[Layout coordinates]
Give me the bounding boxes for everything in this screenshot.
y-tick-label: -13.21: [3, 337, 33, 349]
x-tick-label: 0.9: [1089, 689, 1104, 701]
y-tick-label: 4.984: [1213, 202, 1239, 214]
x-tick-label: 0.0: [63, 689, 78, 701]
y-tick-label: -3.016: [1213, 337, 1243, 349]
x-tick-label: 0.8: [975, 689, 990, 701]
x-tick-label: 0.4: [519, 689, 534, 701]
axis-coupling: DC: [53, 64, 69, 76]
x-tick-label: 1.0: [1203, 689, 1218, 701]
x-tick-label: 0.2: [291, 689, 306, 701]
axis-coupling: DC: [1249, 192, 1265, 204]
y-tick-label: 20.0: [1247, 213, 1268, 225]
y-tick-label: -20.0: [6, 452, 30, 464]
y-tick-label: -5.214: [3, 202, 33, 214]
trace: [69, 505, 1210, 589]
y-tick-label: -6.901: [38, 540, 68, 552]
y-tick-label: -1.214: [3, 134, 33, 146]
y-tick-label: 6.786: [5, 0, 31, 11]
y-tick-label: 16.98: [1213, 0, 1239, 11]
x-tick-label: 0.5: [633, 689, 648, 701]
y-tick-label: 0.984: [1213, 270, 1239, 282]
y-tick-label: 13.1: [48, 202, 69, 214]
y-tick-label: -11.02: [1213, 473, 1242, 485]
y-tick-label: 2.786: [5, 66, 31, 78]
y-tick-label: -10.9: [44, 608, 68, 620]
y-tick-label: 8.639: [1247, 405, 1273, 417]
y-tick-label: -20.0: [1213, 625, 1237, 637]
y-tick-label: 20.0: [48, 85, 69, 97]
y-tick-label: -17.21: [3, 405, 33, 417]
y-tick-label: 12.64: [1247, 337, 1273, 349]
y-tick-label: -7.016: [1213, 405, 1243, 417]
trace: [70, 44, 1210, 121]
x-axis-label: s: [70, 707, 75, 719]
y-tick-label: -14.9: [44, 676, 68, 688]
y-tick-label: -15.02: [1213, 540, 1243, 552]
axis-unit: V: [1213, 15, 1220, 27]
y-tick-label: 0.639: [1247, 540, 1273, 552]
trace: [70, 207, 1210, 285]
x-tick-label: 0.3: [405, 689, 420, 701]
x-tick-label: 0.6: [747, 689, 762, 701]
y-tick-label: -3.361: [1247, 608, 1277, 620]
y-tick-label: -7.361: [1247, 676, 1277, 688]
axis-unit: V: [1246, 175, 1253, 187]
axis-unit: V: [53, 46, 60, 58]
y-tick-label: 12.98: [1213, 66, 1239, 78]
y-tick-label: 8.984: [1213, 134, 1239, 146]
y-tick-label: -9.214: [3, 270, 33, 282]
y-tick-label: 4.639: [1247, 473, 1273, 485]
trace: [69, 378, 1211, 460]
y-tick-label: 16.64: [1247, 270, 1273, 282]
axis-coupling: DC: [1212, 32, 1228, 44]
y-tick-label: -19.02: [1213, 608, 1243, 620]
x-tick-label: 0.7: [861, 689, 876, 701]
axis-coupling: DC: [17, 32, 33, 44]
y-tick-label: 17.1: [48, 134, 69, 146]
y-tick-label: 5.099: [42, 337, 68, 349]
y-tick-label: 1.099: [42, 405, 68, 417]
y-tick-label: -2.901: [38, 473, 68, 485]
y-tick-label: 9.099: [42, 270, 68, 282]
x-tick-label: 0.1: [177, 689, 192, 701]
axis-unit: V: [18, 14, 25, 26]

▸ Task to complete:
Copy out the items from the very first line through the line containing "axis-coupling: DC: [1249, 192, 1265, 204]", character for character, and nothing past that line.

▸ Task answer:
Give me the bounding boxes for everything in this screenshot.
y-tick-label: -13.21: [3, 337, 33, 349]
x-tick-label: 0.9: [1089, 689, 1104, 701]
y-tick-label: 4.984: [1213, 202, 1239, 214]
x-tick-label: 0.0: [63, 689, 78, 701]
y-tick-label: -3.016: [1213, 337, 1243, 349]
x-tick-label: 0.8: [975, 689, 990, 701]
x-tick-label: 0.4: [519, 689, 534, 701]
axis-coupling: DC: [53, 64, 69, 76]
x-tick-label: 1.0: [1203, 689, 1218, 701]
x-tick-label: 0.2: [291, 689, 306, 701]
axis-coupling: DC: [1249, 192, 1265, 204]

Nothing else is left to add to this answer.